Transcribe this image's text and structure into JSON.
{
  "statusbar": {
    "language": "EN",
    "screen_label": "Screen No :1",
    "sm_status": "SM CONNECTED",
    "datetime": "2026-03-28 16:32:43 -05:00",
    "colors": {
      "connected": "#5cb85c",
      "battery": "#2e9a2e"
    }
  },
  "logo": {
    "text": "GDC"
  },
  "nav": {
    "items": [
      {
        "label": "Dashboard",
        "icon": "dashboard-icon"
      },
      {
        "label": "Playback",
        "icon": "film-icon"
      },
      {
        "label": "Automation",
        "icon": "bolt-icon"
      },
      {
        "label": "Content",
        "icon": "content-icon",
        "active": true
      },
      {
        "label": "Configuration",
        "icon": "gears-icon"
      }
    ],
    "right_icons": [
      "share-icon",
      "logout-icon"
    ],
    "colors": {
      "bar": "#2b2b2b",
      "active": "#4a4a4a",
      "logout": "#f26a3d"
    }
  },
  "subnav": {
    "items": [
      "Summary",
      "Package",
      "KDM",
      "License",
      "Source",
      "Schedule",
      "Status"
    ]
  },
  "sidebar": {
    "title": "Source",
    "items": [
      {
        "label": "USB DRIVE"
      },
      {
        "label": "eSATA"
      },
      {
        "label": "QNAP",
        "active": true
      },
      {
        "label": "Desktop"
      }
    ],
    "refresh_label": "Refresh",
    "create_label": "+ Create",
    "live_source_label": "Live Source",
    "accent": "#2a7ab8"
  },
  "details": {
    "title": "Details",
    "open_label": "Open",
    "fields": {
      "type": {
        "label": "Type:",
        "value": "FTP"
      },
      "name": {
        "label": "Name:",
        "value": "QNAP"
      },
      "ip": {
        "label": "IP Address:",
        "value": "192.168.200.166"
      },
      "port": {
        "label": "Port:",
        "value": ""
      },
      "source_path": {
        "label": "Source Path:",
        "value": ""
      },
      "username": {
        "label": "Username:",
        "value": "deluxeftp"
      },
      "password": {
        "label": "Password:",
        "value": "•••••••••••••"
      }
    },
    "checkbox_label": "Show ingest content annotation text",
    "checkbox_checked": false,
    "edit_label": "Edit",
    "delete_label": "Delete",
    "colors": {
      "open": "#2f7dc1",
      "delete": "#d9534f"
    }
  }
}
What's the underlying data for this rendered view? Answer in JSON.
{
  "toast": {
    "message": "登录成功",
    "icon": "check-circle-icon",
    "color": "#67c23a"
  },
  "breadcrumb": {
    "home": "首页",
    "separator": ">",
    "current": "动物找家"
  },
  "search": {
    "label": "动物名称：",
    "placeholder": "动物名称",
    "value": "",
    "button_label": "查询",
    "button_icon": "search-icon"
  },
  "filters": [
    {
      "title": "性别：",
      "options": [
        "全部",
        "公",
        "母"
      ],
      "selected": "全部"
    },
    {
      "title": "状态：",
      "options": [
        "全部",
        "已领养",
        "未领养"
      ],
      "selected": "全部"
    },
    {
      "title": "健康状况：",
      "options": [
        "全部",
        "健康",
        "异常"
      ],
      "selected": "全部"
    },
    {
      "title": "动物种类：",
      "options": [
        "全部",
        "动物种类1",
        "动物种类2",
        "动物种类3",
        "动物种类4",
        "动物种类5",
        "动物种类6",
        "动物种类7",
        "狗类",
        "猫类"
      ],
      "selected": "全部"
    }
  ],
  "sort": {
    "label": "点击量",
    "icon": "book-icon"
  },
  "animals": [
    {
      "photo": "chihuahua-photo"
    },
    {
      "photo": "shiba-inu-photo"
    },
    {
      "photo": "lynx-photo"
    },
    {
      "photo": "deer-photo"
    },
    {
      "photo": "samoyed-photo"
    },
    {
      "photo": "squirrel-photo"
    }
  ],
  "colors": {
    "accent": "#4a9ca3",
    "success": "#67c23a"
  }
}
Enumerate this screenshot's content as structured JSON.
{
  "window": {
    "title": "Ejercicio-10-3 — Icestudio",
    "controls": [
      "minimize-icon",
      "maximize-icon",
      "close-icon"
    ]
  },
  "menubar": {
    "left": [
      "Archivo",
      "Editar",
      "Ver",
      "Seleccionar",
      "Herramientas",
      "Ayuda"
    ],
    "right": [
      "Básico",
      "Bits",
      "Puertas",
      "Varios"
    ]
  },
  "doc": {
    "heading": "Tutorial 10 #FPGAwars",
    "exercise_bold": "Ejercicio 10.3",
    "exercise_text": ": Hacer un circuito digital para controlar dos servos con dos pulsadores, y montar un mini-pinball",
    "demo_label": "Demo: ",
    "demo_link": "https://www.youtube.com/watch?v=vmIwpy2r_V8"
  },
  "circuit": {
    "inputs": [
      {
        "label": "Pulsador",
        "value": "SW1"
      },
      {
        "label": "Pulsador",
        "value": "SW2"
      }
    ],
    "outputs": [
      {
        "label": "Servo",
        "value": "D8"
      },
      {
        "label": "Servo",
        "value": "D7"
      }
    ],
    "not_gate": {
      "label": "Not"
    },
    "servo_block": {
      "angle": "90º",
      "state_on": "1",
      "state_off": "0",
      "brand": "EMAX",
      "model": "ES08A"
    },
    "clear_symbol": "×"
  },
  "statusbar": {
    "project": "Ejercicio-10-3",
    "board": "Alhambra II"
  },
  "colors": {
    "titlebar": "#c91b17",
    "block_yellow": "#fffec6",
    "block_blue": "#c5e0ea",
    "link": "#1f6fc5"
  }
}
______________________________
## The exercise
Write the entire listing out again, word for word.

## Finished task
Transcribe this image's text and structure into JSON.
{
  "statusbar": {
    "language": "EN",
    "screen_label": "Screen No :1",
    "sm_status": "SM CONNECTED",
    "datetime": "2026-03-28 16:32:43 -05:00",
    "colors": {
      "connected": "#5cb85c",
      "battery": "#2e9a2e"
    }
  },
  "logo": {
    "text": "GDC"
  },
  "nav": {
    "items": [
      {
        "label": "Dashboard",
        "icon": "dashboard-icon"
      },
      {
        "label": "Playback",
        "icon": "film-icon"
      },
      {
        "label": "Automation",
        "icon": "bolt-icon"
      },
      {
        "label": "Content",
        "icon": "content-icon",
        "active": true
      },
      {
        "label": "Configuration",
        "icon": "gears-icon"
      }
    ],
    "right_icons": [
      "share-icon",
      "logout-icon"
    ],
    "colors": {
      "bar": "#2b2b2b",
      "active": "#4a4a4a",
      "logout": "#f26a3d"
    }
  },
  "subnav": {
    "items": [
      "Summary",
      "Package",
      "KDM",
      "License",
      "Source",
      "Schedule",
      "Status"
    ]
  },
  "sidebar": {
    "title": "Source",
    "items": [
      {
        "label": "USB DRIVE"
      },
      {
        "label": "eSATA"
      },
      {
        "label": "QNAP",
        "active": true
      },
      {
        "label": "Desktop"
      }
    ],
    "refresh_label": "Refresh",
    "create_label": "+ Create",
    "live_source_label": "Live Source",
    "accent": "#2a7ab8"
  },
  "details": {
    "title": "Details",
    "open_label": "Open",
    "fields": {
      "type": {
        "label": "Type:",
        "value": "FTP"
      },
      "name": {
        "label": "Name:",
        "value": "QNAP"
      },
      "ip": {
        "label": "IP Address:",
        "value": "192.168.200.166"
      },
      "port": {
        "label": "Port:",
        "value": ""
      },
      "source_path": {
        "label": "Source Path:",
        "value": ""
      },
      "username": {
        "label": "Username:",
        "value": "deluxeftp"
      },
      "password": {
        "label": "Password:",
        "value": "•••••••••••••"
      }
    },
    "checkbox_label": "Show ingest content annotation text",
    "checkbox_checked": false,
    "edit_label": "Edit",
    "delete_label": "Delete",
    "colors": {
      "open": "#2f7dc1",
      "delete": "#d9534f"
    }
  }
}
What's the underlying data for this rendered view? Answer in JSON.
{
  "toast": {
    "message": "登录成功",
    "icon": "check-circle-icon",
    "color": "#67c23a"
  },
  "breadcrumb": {
    "home": "首页",
    "separator": ">",
    "current": "动物找家"
  },
  "search": {
    "label": "动物名称：",
    "placeholder": "动物名称",
    "value": "",
    "button_label": "查询",
    "button_icon": "search-icon"
  },
  "filters": [
    {
      "title": "性别：",
      "options": [
        "全部",
        "公",
        "母"
      ],
      "selected": "全部"
    },
    {
      "title": "状态：",
      "options": [
        "全部",
        "已领养",
        "未领养"
      ],
      "selected": "全部"
    },
    {
      "title": "健康状况：",
      "options": [
        "全部",
        "健康",
        "异常"
      ],
      "selected": "全部"
    },
    {
      "title": "动物种类：",
      "options": [
        "全部",
        "动物种类1",
        "动物种类2",
        "动物种类3",
        "动物种类4",
        "动物种类5",
        "动物种类6",
        "动物种类7",
        "狗类",
        "猫类"
      ],
      "selected": "全部"
    }
  ],
  "sort": {
    "label": "点击量",
    "icon": "book-icon"
  },
  "animals": [
    {
      "photo": "chihuahua-photo"
    },
    {
      "photo": "shiba-inu-photo"
    },
    {
      "photo": "lynx-photo"
    },
    {
      "photo": "deer-photo"
    },
    {
      "photo": "samoyed-photo"
    },
    {
      "photo": "squirrel-photo"
    }
  ],
  "colors": {
    "accent": "#4a9ca3",
    "success": "#67c23a"
  }
}
Enumerate this screenshot's content as structured JSON.
{
  "window": {
    "title": "Ejercicio-10-3 — Icestudio",
    "controls": [
      "minimize-icon",
      "maximize-icon",
      "close-icon"
    ]
  },
  "menubar": {
    "left": [
      "Archivo",
      "Editar",
      "Ver",
      "Seleccionar",
      "Herramientas",
      "Ayuda"
    ],
    "right": [
      "Básico",
      "Bits",
      "Puertas",
      "Varios"
    ]
  },
  "doc": {
    "heading": "Tutorial 10 #FPGAwars",
    "exercise_bold": "Ejercicio 10.3",
    "exercise_text": ": Hacer un circuito digital para controlar dos servos con dos pulsadores, y montar un mini-pinball",
    "demo_label": "Demo: ",
    "demo_link": "https://www.youtube.com/watch?v=vmIwpy2r_V8"
  },
  "circuit": {
    "inputs": [
      {
        "label": "Pulsador",
        "value": "SW1"
      },
      {
        "label": "Pulsador",
        "value": "SW2"
      }
    ],
    "outputs": [
      {
        "label": "Servo",
        "value": "D8"
      },
      {
        "label": "Servo",
        "value": "D7"
      }
    ],
    "not_gate": {
      "label": "Not"
    },
    "servo_block": {
      "angle": "90º",
      "state_on": "1",
      "state_off": "0",
      "brand": "EMAX",
      "model": "ES08A"
    },
    "clear_symbol": "×"
  },
  "statusbar": {
    "project": "Ejercicio-10-3",
    "board": "Alhambra II"
  },
  "colors": {
    "titlebar": "#c91b17",
    "block_yellow": "#fffec6",
    "block_blue": "#c5e0ea",
    "link": "#1f6fc5"
  }
}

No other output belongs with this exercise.